Rows:
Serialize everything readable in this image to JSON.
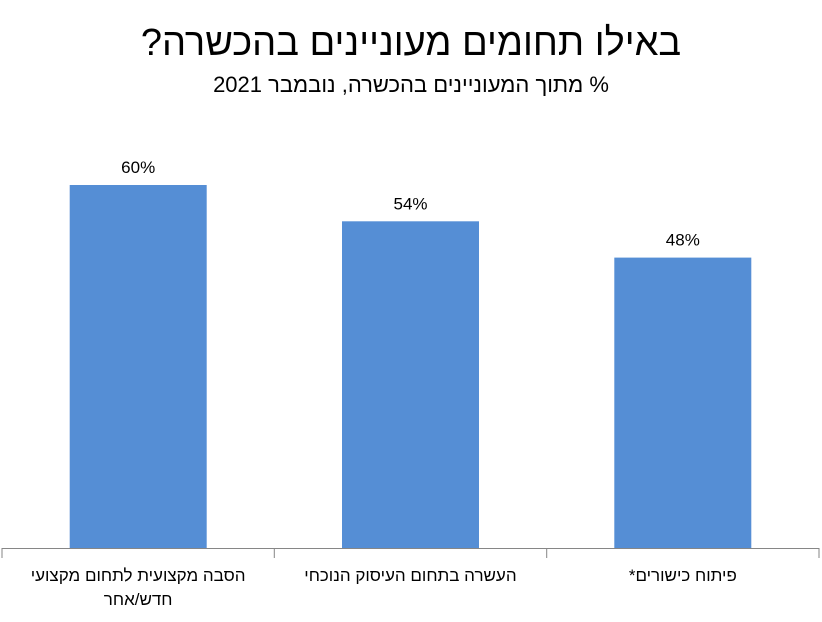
{
  "chart_data": {
    "type": "bar",
    "title": "באילו תחומים מעוניינים בהכשרה?",
    "subtitle": "% מתוך המעוניינים בהכשרה, נובמבר 2021",
    "categories": [
      "הסבה מקצועית לתחום מקצועי חדש/אחר",
      "העשרה בתחום העיסוק הנוכחי",
      "פיתוח כישורים*"
    ],
    "values": [
      60,
      54,
      48
    ],
    "data_labels": [
      "60%",
      "54%",
      "48%"
    ],
    "ylim": [
      0,
      100
    ],
    "grid": false,
    "legend": "none",
    "bar_color": "#558ed5",
    "axis_color": "#868686"
  }
}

What to do:
Repeat each entry exactly. Pictures do not belong in the copy.

Final answer:
Serialize everything readable in this image to JSON.
{
  "chart_data": {
    "type": "bar",
    "title": "באילו תחומים מעוניינים בהכשרה?",
    "subtitle": "% מתוך המעוניינים בהכשרה, נובמבר 2021",
    "categories": [
      "הסבה מקצועית לתחום מקצועי חדש/אחר",
      "העשרה בתחום העיסוק הנוכחי",
      "פיתוח כישורים*"
    ],
    "values": [
      60,
      54,
      48
    ],
    "data_labels": [
      "60%",
      "54%",
      "48%"
    ],
    "ylim": [
      0,
      100
    ],
    "grid": false,
    "legend": "none",
    "bar_color": "#558ed5",
    "axis_color": "#868686"
  }
}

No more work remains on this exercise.